#### TASK BRIEF
Could every line of the data be printed exactly as it reads?

#### ENTRIES SHOWN
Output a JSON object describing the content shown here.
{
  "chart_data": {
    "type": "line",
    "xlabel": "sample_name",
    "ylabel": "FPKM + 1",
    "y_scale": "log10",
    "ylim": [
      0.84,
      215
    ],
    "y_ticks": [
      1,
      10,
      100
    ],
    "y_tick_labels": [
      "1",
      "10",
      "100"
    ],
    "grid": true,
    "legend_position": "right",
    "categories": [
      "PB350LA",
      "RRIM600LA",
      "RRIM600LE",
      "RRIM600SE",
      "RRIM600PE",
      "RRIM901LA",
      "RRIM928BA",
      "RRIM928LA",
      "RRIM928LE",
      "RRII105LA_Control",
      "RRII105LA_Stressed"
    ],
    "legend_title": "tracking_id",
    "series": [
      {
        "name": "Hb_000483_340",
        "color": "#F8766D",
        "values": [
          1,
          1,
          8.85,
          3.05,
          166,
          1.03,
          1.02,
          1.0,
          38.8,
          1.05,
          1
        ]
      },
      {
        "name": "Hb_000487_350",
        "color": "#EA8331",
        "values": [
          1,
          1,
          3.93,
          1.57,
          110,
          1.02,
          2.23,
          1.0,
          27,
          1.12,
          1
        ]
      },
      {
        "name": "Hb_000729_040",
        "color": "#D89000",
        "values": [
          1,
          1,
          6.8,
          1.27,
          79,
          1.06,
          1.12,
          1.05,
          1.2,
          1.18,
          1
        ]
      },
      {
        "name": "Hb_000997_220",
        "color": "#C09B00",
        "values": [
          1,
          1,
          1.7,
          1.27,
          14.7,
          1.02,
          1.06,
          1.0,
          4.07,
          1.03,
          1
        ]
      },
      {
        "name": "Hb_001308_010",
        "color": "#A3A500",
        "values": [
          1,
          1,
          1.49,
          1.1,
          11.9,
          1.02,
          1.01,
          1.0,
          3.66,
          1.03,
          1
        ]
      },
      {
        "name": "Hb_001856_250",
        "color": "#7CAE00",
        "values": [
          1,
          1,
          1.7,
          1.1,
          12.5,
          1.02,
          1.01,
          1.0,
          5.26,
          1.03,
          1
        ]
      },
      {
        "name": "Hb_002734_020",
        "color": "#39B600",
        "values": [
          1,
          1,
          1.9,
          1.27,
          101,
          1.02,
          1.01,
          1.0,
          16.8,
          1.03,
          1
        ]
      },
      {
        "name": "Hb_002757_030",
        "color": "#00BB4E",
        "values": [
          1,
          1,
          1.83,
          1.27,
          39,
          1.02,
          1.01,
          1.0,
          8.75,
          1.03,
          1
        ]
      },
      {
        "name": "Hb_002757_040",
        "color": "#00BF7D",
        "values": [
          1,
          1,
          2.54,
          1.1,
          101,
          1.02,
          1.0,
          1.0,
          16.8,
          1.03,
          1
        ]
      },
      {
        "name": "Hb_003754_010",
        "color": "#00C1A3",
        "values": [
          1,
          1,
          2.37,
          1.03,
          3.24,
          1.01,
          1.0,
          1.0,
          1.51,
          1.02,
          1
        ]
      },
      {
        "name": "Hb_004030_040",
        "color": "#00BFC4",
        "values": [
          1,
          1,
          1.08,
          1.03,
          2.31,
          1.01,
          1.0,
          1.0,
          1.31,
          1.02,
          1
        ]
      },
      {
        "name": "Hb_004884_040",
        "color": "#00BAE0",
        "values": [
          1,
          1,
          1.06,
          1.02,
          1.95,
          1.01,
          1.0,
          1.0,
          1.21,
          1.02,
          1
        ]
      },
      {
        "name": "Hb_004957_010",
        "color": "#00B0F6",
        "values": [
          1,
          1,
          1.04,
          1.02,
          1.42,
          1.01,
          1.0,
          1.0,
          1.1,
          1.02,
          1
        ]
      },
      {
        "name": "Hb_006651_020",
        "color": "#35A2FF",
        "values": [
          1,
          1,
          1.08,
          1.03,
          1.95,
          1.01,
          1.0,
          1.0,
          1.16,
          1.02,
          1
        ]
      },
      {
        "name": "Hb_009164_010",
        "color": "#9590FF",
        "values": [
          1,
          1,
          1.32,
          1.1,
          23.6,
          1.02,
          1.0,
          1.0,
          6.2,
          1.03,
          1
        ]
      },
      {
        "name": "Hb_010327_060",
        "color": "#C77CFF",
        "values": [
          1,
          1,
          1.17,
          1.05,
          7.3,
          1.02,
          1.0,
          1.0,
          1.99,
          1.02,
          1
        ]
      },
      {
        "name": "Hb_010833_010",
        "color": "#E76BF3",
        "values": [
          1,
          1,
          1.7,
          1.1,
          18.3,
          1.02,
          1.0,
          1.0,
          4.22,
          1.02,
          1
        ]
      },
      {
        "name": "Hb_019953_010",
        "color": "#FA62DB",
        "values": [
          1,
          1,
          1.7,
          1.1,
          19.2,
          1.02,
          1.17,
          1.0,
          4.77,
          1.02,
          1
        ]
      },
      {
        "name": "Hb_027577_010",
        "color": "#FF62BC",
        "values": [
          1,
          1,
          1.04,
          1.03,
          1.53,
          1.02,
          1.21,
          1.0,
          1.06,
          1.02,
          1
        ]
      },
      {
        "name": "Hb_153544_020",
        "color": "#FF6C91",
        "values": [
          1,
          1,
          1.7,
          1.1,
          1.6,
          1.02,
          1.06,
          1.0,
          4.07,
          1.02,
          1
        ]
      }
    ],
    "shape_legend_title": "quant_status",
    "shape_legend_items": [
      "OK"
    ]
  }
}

#### SOLUTION FOR THIS EXERCISE
Output a JSON object describing the content shown here.
{
  "chart_data": {
    "type": "line",
    "xlabel": "sample_name",
    "ylabel": "FPKM + 1",
    "y_scale": "log10",
    "ylim": [
      0.84,
      215
    ],
    "y_ticks": [
      1,
      10,
      100
    ],
    "y_tick_labels": [
      "1",
      "10",
      "100"
    ],
    "grid": true,
    "legend_position": "right",
    "categories": [
      "PB350LA",
      "RRIM600LA",
      "RRIM600LE",
      "RRIM600SE",
      "RRIM600PE",
      "RRIM901LA",
      "RRIM928BA",
      "RRIM928LA",
      "RRIM928LE",
      "RRII105LA_Control",
      "RRII105LA_Stressed"
    ],
    "legend_title": "tracking_id",
    "series": [
      {
        "name": "Hb_000483_340",
        "color": "#F8766D",
        "values": [
          1,
          1,
          8.85,
          3.05,
          166,
          1.03,
          1.02,
          1.0,
          38.8,
          1.05,
          1
        ]
      },
      {
        "name": "Hb_000487_350",
        "color": "#EA8331",
        "values": [
          1,
          1,
          3.93,
          1.57,
          110,
          1.02,
          2.23,
          1.0,
          27,
          1.12,
          1
        ]
      },
      {
        "name": "Hb_000729_040",
        "color": "#D89000",
        "values": [
          1,
          1,
          6.8,
          1.27,
          79,
          1.06,
          1.12,
          1.05,
          1.2,
          1.18,
          1
        ]
      },
      {
        "name": "Hb_000997_220",
        "color": "#C09B00",
        "values": [
          1,
          1,
          1.7,
          1.27,
          14.7,
          1.02,
          1.06,
          1.0,
          4.07,
          1.03,
          1
        ]
      },
      {
        "name": "Hb_001308_010",
        "color": "#A3A500",
        "values": [
          1,
          1,
          1.49,
          1.1,
          11.9,
          1.02,
          1.01,
          1.0,
          3.66,
          1.03,
          1
        ]
      },
      {
        "name": "Hb_001856_250",
        "color": "#7CAE00",
        "values": [
          1,
          1,
          1.7,
          1.1,
          12.5,
          1.02,
          1.01,
          1.0,
          5.26,
          1.03,
          1
        ]
      },
      {
        "name": "Hb_002734_020",
        "color": "#39B600",
        "values": [
          1,
          1,
          1.9,
          1.27,
          101,
          1.02,
          1.01,
          1.0,
          16.8,
          1.03,
          1
        ]
      },
      {
        "name": "Hb_002757_030",
        "color": "#00BB4E",
        "values": [
          1,
          1,
          1.83,
          1.27,
          39,
          1.02,
          1.01,
          1.0,
          8.75,
          1.03,
          1
        ]
      },
      {
        "name": "Hb_002757_040",
        "color": "#00BF7D",
        "values": [
          1,
          1,
          2.54,
          1.1,
          101,
          1.02,
          1.0,
          1.0,
          16.8,
          1.03,
          1
        ]
      },
      {
        "name": "Hb_003754_010",
        "color": "#00C1A3",
        "values": [
          1,
          1,
          2.37,
          1.03,
          3.24,
          1.01,
          1.0,
          1.0,
          1.51,
          1.02,
          1
        ]
      },
      {
        "name": "Hb_004030_040",
        "color": "#00BFC4",
        "values": [
          1,
          1,
          1.08,
          1.03,
          2.31,
          1.01,
          1.0,
          1.0,
          1.31,
          1.02,
          1
        ]
      },
      {
        "name": "Hb_004884_040",
        "color": "#00BAE0",
        "values": [
          1,
          1,
          1.06,
          1.02,
          1.95,
          1.01,
          1.0,
          1.0,
          1.21,
          1.02,
          1
        ]
      },
      {
        "name": "Hb_004957_010",
        "color": "#00B0F6",
        "values": [
          1,
          1,
          1.04,
          1.02,
          1.42,
          1.01,
          1.0,
          1.0,
          1.1,
          1.02,
          1
        ]
      },
      {
        "name": "Hb_006651_020",
        "color": "#35A2FF",
        "values": [
          1,
          1,
          1.08,
          1.03,
          1.95,
          1.01,
          1.0,
          1.0,
          1.16,
          1.02,
          1
        ]
      },
      {
        "name": "Hb_009164_010",
        "color": "#9590FF",
        "values": [
          1,
          1,
          1.32,
          1.1,
          23.6,
          1.02,
          1.0,
          1.0,
          6.2,
          1.03,
          1
        ]
      },
      {
        "name": "Hb_010327_060",
        "color": "#C77CFF",
        "values": [
          1,
          1,
          1.17,
          1.05,
          7.3,
          1.02,
          1.0,
          1.0,
          1.99,
          1.02,
          1
        ]
      },
      {
        "name": "Hb_010833_010",
        "color": "#E76BF3",
        "values": [
          1,
          1,
          1.7,
          1.1,
          18.3,
          1.02,
          1.0,
          1.0,
          4.22,
          1.02,
          1
        ]
      },
      {
        "name": "Hb_019953_010",
        "color": "#FA62DB",
        "values": [
          1,
          1,
          1.7,
          1.1,
          19.2,
          1.02,
          1.17,
          1.0,
          4.77,
          1.02,
          1
        ]
      },
      {
        "name": "Hb_027577_010",
        "color": "#FF62BC",
        "values": [
          1,
          1,
          1.04,
          1.03,
          1.53,
          1.02,
          1.21,
          1.0,
          1.06,
          1.02,
          1
        ]
      },
      {
        "name": "Hb_153544_020",
        "color": "#FF6C91",
        "values": [
          1,
          1,
          1.7,
          1.1,
          1.6,
          1.02,
          1.06,
          1.0,
          4.07,
          1.02,
          1
        ]
      }
    ],
    "shape_legend_title": "quant_status",
    "shape_legend_items": [
      "OK"
    ]
  }
}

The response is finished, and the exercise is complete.